### AIM OF THE EXERCISE
What follows are records. Restate all of them word for word.
## begin
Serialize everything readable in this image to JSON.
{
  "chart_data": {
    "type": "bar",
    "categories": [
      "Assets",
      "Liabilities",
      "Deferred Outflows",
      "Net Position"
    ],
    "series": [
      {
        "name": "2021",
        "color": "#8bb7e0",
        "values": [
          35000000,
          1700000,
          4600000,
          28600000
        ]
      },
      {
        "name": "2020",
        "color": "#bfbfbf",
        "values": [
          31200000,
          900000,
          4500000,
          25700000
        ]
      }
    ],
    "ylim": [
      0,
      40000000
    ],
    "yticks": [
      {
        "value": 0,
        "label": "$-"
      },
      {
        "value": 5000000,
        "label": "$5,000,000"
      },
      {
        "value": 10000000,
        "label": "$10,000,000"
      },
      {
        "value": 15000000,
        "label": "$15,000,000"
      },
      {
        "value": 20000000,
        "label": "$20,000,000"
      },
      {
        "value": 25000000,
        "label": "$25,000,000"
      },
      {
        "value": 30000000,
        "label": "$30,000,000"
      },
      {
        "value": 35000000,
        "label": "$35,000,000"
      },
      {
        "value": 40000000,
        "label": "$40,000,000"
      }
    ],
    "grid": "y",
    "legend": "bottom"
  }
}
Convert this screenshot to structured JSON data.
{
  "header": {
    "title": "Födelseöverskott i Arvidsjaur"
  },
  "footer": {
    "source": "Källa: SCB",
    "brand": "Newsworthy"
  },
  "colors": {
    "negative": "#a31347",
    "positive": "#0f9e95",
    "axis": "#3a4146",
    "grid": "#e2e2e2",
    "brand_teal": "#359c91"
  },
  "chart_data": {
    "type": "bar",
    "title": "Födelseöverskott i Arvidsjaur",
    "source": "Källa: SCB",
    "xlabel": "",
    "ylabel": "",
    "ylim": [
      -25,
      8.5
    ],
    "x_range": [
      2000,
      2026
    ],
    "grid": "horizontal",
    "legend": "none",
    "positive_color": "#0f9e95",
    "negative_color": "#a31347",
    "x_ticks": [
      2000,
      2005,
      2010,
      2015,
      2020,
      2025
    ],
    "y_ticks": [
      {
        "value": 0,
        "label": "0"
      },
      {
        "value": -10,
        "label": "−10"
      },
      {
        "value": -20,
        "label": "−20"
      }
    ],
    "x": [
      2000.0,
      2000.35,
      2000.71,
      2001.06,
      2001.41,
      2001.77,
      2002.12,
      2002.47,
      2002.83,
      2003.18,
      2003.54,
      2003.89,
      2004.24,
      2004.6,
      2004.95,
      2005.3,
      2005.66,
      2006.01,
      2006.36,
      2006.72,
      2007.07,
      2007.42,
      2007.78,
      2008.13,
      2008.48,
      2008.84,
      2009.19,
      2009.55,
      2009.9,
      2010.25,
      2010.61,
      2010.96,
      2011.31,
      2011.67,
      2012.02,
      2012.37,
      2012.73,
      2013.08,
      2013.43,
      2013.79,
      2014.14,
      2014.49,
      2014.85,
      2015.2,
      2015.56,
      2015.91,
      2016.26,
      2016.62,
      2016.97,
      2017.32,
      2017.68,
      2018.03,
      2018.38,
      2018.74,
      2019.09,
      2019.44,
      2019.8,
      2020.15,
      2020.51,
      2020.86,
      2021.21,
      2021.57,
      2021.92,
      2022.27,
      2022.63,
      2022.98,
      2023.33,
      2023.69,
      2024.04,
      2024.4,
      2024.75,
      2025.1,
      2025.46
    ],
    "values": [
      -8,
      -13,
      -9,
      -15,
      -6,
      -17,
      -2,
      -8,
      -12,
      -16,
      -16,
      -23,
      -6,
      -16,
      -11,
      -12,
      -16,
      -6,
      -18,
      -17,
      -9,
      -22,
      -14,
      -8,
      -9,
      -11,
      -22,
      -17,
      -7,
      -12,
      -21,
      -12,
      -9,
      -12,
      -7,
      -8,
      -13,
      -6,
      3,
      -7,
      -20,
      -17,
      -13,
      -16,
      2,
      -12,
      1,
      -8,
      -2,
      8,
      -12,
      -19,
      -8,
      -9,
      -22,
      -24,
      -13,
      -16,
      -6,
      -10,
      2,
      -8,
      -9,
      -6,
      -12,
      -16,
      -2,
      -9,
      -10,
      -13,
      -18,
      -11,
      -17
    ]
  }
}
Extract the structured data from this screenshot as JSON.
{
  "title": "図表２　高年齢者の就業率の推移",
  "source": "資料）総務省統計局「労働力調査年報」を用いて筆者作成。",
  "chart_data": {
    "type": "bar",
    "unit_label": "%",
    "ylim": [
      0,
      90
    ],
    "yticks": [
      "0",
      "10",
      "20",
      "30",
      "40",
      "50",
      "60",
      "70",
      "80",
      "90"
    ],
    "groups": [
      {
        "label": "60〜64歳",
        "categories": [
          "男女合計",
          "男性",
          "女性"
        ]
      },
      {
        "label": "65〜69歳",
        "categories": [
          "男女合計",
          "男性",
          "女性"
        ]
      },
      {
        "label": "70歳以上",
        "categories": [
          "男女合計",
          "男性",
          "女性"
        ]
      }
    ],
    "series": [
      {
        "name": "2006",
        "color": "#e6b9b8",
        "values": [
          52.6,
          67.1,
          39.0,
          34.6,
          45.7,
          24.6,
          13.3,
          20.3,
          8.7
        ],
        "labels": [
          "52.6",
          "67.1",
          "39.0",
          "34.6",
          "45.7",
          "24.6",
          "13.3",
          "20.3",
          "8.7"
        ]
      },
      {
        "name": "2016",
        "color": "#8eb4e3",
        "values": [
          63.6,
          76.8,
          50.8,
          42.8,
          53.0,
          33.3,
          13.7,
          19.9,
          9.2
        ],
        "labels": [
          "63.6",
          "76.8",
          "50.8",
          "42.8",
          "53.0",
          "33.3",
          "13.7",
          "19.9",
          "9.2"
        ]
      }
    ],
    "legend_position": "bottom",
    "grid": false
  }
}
## end
### SOLVED PROBLEM
Serialize everything readable in this image to JSON.
{
  "chart_data": {
    "type": "bar",
    "categories": [
      "Assets",
      "Liabilities",
      "Deferred Outflows",
      "Net Position"
    ],
    "series": [
      {
        "name": "2021",
        "color": "#8bb7e0",
        "values": [
          35000000,
          1700000,
          4600000,
          28600000
        ]
      },
      {
        "name": "2020",
        "color": "#bfbfbf",
        "values": [
          31200000,
          900000,
          4500000,
          25700000
        ]
      }
    ],
    "ylim": [
      0,
      40000000
    ],
    "yticks": [
      {
        "value": 0,
        "label": "$-"
      },
      {
        "value": 5000000,
        "label": "$5,000,000"
      },
      {
        "value": 10000000,
        "label": "$10,000,000"
      },
      {
        "value": 15000000,
        "label": "$15,000,000"
      },
      {
        "value": 20000000,
        "label": "$20,000,000"
      },
      {
        "value": 25000000,
        "label": "$25,000,000"
      },
      {
        "value": 30000000,
        "label": "$30,000,000"
      },
      {
        "value": 35000000,
        "label": "$35,000,000"
      },
      {
        "value": 40000000,
        "label": "$40,000,000"
      }
    ],
    "grid": "y",
    "legend": "bottom"
  }
}
Convert this screenshot to structured JSON data.
{
  "header": {
    "title": "Födelseöverskott i Arvidsjaur"
  },
  "footer": {
    "source": "Källa: SCB",
    "brand": "Newsworthy"
  },
  "colors": {
    "negative": "#a31347",
    "positive": "#0f9e95",
    "axis": "#3a4146",
    "grid": "#e2e2e2",
    "brand_teal": "#359c91"
  },
  "chart_data": {
    "type": "bar",
    "title": "Födelseöverskott i Arvidsjaur",
    "source": "Källa: SCB",
    "xlabel": "",
    "ylabel": "",
    "ylim": [
      -25,
      8.5
    ],
    "x_range": [
      2000,
      2026
    ],
    "grid": "horizontal",
    "legend": "none",
    "positive_color": "#0f9e95",
    "negative_color": "#a31347",
    "x_ticks": [
      2000,
      2005,
      2010,
      2015,
      2020,
      2025
    ],
    "y_ticks": [
      {
        "value": 0,
        "label": "0"
      },
      {
        "value": -10,
        "label": "−10"
      },
      {
        "value": -20,
        "label": "−20"
      }
    ],
    "x": [
      2000.0,
      2000.35,
      2000.71,
      2001.06,
      2001.41,
      2001.77,
      2002.12,
      2002.47,
      2002.83,
      2003.18,
      2003.54,
      2003.89,
      2004.24,
      2004.6,
      2004.95,
      2005.3,
      2005.66,
      2006.01,
      2006.36,
      2006.72,
      2007.07,
      2007.42,
      2007.78,
      2008.13,
      2008.48,
      2008.84,
      2009.19,
      2009.55,
      2009.9,
      2010.25,
      2010.61,
      2010.96,
      2011.31,
      2011.67,
      2012.02,
      2012.37,
      2012.73,
      2013.08,
      2013.43,
      2013.79,
      2014.14,
      2014.49,
      2014.85,
      2015.2,
      2015.56,
      2015.91,
      2016.26,
      2016.62,
      2016.97,
      2017.32,
      2017.68,
      2018.03,
      2018.38,
      2018.74,
      2019.09,
      2019.44,
      2019.8,
      2020.15,
      2020.51,
      2020.86,
      2021.21,
      2021.57,
      2021.92,
      2022.27,
      2022.63,
      2022.98,
      2023.33,
      2023.69,
      2024.04,
      2024.4,
      2024.75,
      2025.1,
      2025.46
    ],
    "values": [
      -8,
      -13,
      -9,
      -15,
      -6,
      -17,
      -2,
      -8,
      -12,
      -16,
      -16,
      -23,
      -6,
      -16,
      -11,
      -12,
      -16,
      -6,
      -18,
      -17,
      -9,
      -22,
      -14,
      -8,
      -9,
      -11,
      -22,
      -17,
      -7,
      -12,
      -21,
      -12,
      -9,
      -12,
      -7,
      -8,
      -13,
      -6,
      3,
      -7,
      -20,
      -17,
      -13,
      -16,
      2,
      -12,
      1,
      -8,
      -2,
      8,
      -12,
      -19,
      -8,
      -9,
      -22,
      -24,
      -13,
      -16,
      -6,
      -10,
      2,
      -8,
      -9,
      -6,
      -12,
      -16,
      -2,
      -9,
      -10,
      -13,
      -18,
      -11,
      -17
    ]
  }
}
Extract the structured data from this screenshot as JSON.
{
  "title": "図表２　高年齢者の就業率の推移",
  "source": "資料）総務省統計局「労働力調査年報」を用いて筆者作成。",
  "chart_data": {
    "type": "bar",
    "unit_label": "%",
    "ylim": [
      0,
      90
    ],
    "yticks": [
      "0",
      "10",
      "20",
      "30",
      "40",
      "50",
      "60",
      "70",
      "80",
      "90"
    ],
    "groups": [
      {
        "label": "60〜64歳",
        "categories": [
          "男女合計",
          "男性",
          "女性"
        ]
      },
      {
        "label": "65〜69歳",
        "categories": [
          "男女合計",
          "男性",
          "女性"
        ]
      },
      {
        "label": "70歳以上",
        "categories": [
          "男女合計",
          "男性",
          "女性"
        ]
      }
    ],
    "series": [
      {
        "name": "2006",
        "color": "#e6b9b8",
        "values": [
          52.6,
          67.1,
          39.0,
          34.6,
          45.7,
          24.6,
          13.3,
          20.3,
          8.7
        ],
        "labels": [
          "52.6",
          "67.1",
          "39.0",
          "34.6",
          "45.7",
          "24.6",
          "13.3",
          "20.3",
          "8.7"
        ]
      },
      {
        "name": "2016",
        "color": "#8eb4e3",
        "values": [
          63.6,
          76.8,
          50.8,
          42.8,
          53.0,
          33.3,
          13.7,
          19.9,
          9.2
        ],
        "labels": [
          "63.6",
          "76.8",
          "50.8",
          "42.8",
          "53.0",
          "33.3",
          "13.7",
          "19.9",
          "9.2"
        ]
      }
    ],
    "legend_position": "bottom",
    "grid": false
  }
}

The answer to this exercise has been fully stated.